>> Start Items

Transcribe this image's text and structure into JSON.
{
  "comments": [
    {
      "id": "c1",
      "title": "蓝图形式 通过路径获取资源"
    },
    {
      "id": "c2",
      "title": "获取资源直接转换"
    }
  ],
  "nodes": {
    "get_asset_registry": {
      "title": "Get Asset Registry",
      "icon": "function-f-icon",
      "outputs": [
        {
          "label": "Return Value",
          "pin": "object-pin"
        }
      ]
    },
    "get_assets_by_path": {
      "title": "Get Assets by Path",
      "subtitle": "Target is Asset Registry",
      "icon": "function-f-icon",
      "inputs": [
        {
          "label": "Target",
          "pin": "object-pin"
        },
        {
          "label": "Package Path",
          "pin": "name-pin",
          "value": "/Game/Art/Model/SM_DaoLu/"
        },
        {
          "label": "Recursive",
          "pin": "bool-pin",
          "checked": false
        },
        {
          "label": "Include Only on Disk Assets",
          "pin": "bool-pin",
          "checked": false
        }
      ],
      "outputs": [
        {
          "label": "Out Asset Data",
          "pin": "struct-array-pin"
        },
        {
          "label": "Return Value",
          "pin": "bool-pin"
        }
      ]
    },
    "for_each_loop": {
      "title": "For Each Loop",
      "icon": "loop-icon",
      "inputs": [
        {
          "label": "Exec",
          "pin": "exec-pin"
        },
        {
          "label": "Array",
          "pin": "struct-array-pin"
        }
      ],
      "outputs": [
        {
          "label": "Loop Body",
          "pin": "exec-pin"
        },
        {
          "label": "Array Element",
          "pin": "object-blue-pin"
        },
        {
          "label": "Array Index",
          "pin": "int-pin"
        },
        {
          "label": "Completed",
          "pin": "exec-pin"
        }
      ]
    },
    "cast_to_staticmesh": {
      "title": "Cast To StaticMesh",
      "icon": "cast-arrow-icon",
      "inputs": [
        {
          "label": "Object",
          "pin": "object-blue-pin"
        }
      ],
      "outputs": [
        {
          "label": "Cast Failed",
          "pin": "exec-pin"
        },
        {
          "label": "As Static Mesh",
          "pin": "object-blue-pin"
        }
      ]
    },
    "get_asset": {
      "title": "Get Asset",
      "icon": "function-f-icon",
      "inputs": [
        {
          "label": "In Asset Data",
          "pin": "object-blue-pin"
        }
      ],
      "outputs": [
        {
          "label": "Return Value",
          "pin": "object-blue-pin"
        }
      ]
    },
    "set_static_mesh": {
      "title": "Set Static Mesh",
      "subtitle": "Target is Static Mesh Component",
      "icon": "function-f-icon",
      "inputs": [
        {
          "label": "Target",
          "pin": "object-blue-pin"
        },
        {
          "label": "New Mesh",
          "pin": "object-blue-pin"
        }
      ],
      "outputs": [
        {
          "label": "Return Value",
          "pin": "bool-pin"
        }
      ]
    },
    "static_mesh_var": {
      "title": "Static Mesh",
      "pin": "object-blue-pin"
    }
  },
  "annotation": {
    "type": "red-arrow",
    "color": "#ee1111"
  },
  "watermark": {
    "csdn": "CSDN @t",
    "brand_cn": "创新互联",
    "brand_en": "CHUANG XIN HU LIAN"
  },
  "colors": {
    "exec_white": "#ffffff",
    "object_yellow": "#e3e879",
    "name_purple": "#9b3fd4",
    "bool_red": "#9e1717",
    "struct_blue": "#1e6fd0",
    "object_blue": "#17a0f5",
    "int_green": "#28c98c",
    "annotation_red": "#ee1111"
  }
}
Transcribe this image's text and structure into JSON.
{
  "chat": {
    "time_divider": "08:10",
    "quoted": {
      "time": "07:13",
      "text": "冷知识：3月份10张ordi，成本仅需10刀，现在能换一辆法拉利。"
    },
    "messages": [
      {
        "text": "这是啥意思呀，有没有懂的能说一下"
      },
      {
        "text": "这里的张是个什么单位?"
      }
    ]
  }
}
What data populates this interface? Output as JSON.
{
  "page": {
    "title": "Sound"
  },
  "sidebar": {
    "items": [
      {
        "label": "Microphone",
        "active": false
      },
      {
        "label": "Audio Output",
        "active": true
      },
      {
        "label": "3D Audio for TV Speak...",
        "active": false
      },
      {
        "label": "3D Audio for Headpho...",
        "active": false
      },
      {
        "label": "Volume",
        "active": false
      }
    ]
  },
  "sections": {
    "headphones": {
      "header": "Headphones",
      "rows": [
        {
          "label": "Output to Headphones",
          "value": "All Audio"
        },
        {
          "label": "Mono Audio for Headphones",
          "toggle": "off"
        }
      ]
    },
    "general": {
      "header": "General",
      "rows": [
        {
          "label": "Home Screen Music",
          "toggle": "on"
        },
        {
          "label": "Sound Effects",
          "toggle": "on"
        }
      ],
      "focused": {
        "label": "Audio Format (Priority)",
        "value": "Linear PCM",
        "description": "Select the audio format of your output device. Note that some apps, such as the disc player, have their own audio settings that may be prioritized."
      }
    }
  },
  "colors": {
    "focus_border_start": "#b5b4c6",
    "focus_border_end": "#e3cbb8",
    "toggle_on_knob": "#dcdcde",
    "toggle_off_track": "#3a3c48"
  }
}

>> End Items

Task to complete: Identify each line holding the string "text", and copy it out.

Result for this task:
Transcribe this image's text and structure into JSON.
Transcribe this image's text and structure into JSON.
      "text": "冷知识：3月份10张ordi，成本仅需10刀，现在能换一辆法拉利。"
        "text": "这是啥意思呀，有没有懂的能说一下"
        "text": "这里的张是个什么单位?"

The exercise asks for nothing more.